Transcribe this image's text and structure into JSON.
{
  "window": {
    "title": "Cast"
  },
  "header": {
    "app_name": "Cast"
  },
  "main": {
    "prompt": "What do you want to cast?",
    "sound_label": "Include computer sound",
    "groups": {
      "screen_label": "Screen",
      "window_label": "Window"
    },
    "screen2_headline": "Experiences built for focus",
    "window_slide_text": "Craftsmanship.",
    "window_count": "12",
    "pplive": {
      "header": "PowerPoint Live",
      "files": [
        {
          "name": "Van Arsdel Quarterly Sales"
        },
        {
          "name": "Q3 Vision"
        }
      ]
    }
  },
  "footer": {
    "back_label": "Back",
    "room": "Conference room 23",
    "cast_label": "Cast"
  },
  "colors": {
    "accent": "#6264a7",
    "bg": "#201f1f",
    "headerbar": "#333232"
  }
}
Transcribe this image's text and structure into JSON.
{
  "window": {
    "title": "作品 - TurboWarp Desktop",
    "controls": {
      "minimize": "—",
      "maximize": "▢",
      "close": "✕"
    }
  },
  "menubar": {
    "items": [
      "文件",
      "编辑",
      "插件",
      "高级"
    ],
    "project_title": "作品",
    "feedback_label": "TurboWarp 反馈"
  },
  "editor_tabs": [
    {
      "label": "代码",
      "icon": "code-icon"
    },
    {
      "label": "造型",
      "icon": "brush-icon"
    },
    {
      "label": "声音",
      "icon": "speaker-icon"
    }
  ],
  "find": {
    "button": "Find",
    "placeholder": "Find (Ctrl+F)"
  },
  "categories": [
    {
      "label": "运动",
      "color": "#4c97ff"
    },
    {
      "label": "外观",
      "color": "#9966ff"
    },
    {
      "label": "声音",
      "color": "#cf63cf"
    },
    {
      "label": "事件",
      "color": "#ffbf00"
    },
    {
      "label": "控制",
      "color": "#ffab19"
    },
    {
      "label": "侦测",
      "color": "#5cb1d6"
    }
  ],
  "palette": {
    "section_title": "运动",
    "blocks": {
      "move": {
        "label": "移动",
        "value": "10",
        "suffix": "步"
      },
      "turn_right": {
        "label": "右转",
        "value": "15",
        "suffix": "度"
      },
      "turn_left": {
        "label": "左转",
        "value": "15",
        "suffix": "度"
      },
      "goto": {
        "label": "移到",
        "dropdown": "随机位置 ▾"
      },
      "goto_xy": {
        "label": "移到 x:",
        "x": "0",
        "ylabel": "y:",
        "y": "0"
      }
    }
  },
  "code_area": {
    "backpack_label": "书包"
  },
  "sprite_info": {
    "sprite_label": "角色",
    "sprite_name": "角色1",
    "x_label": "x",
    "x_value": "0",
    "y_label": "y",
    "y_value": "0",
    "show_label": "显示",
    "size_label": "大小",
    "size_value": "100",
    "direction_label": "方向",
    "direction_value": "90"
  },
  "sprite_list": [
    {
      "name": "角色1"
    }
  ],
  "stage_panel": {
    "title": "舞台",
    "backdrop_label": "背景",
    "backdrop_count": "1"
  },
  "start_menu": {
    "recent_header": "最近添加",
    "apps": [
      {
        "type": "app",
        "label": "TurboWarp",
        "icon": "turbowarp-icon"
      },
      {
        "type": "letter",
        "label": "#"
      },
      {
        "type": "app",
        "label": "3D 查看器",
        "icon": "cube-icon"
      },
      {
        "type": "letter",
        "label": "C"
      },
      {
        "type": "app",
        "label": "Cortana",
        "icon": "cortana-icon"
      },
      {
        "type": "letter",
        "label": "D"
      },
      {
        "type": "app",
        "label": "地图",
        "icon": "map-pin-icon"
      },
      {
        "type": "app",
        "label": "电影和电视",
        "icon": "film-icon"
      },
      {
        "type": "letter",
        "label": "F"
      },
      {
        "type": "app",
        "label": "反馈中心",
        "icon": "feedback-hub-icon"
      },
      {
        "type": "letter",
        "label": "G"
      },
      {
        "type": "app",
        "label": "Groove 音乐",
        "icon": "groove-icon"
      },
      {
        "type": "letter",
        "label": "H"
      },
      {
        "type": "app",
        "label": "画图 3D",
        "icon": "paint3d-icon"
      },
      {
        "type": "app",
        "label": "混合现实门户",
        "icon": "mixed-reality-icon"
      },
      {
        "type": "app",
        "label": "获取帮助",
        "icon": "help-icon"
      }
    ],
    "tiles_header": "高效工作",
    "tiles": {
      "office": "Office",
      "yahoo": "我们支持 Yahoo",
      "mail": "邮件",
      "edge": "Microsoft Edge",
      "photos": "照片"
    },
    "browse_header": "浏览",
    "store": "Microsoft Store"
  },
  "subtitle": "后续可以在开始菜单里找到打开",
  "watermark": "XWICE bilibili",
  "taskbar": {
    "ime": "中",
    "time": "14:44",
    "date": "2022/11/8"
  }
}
════
* _REQUEST_
Using the data above, print every record exactly as shown.

* _SOLUTION TO THE EXERCISE_
Transcribe this image's text and structure into JSON.
{
  "window": {
    "title": "Cast"
  },
  "header": {
    "app_name": "Cast"
  },
  "main": {
    "prompt": "What do you want to cast?",
    "sound_label": "Include computer sound",
    "groups": {
      "screen_label": "Screen",
      "window_label": "Window"
    },
    "screen2_headline": "Experiences built for focus",
    "window_slide_text": "Craftsmanship.",
    "window_count": "12",
    "pplive": {
      "header": "PowerPoint Live",
      "files": [
        {
          "name": "Van Arsdel Quarterly Sales"
        },
        {
          "name": "Q3 Vision"
        }
      ]
    }
  },
  "footer": {
    "back_label": "Back",
    "room": "Conference room 23",
    "cast_label": "Cast"
  },
  "colors": {
    "accent": "#6264a7",
    "bg": "#201f1f",
    "headerbar": "#333232"
  }
}
Transcribe this image's text and structure into JSON.
{
  "window": {
    "title": "作品 - TurboWarp Desktop",
    "controls": {
      "minimize": "—",
      "maximize": "▢",
      "close": "✕"
    }
  },
  "menubar": {
    "items": [
      "文件",
      "编辑",
      "插件",
      "高级"
    ],
    "project_title": "作品",
    "feedback_label": "TurboWarp 反馈"
  },
  "editor_tabs": [
    {
      "label": "代码",
      "icon": "code-icon"
    },
    {
      "label": "造型",
      "icon": "brush-icon"
    },
    {
      "label": "声音",
      "icon": "speaker-icon"
    }
  ],
  "find": {
    "button": "Find",
    "placeholder": "Find (Ctrl+F)"
  },
  "categories": [
    {
      "label": "运动",
      "color": "#4c97ff"
    },
    {
      "label": "外观",
      "color": "#9966ff"
    },
    {
      "label": "声音",
      "color": "#cf63cf"
    },
    {
      "label": "事件",
      "color": "#ffbf00"
    },
    {
      "label": "控制",
      "color": "#ffab19"
    },
    {
      "label": "侦测",
      "color": "#5cb1d6"
    }
  ],
  "palette": {
    "section_title": "运动",
    "blocks": {
      "move": {
        "label": "移动",
        "value": "10",
        "suffix": "步"
      },
      "turn_right": {
        "label": "右转",
        "value": "15",
        "suffix": "度"
      },
      "turn_left": {
        "label": "左转",
        "value": "15",
        "suffix": "度"
      },
      "goto": {
        "label": "移到",
        "dropdown": "随机位置 ▾"
      },
      "goto_xy": {
        "label": "移到 x:",
        "x": "0",
        "ylabel": "y:",
        "y": "0"
      }
    }
  },
  "code_area": {
    "backpack_label": "书包"
  },
  "sprite_info": {
    "sprite_label": "角色",
    "sprite_name": "角色1",
    "x_label": "x",
    "x_value": "0",
    "y_label": "y",
    "y_value": "0",
    "show_label": "显示",
    "size_label": "大小",
    "size_value": "100",
    "direction_label": "方向",
    "direction_value": "90"
  },
  "sprite_list": [
    {
      "name": "角色1"
    }
  ],
  "stage_panel": {
    "title": "舞台",
    "backdrop_label": "背景",
    "backdrop_count": "1"
  },
  "start_menu": {
    "recent_header": "最近添加",
    "apps": [
      {
        "type": "app",
        "label": "TurboWarp",
        "icon": "turbowarp-icon"
      },
      {
        "type": "letter",
        "label": "#"
      },
      {
        "type": "app",
        "label": "3D 查看器",
        "icon": "cube-icon"
      },
      {
        "type": "letter",
        "label": "C"
      },
      {
        "type": "app",
        "label": "Cortana",
        "icon": "cortana-icon"
      },
      {
        "type": "letter",
        "label": "D"
      },
      {
        "type": "app",
        "label": "地图",
        "icon": "map-pin-icon"
      },
      {
        "type": "app",
        "label": "电影和电视",
        "icon": "film-icon"
      },
      {
        "type": "letter",
        "label": "F"
      },
      {
        "type": "app",
        "label": "反馈中心",
        "icon": "feedback-hub-icon"
      },
      {
        "type": "letter",
        "label": "G"
      },
      {
        "type": "app",
        "label": "Groove 音乐",
        "icon": "groove-icon"
      },
      {
        "type": "letter",
        "label": "H"
      },
      {
        "type": "app",
        "label": "画图 3D",
        "icon": "paint3d-icon"
      },
      {
        "type": "app",
        "label": "混合现实门户",
        "icon": "mixed-reality-icon"
      },
      {
        "type": "app",
        "label": "获取帮助",
        "icon": "help-icon"
      }
    ],
    "tiles_header": "高效工作",
    "tiles": {
      "office": "Office",
      "yahoo": "我们支持 Yahoo",
      "mail": "邮件",
      "edge": "Microsoft Edge",
      "photos": "照片"
    },
    "browse_header": "浏览",
    "store": "Microsoft Store"
  },
  "subtitle": "后续可以在开始菜单里找到打开",
  "watermark": "XWICE bilibili",
  "taskbar": {
    "ime": "中",
    "time": "14:44",
    "date": "2022/11/8"
  }
}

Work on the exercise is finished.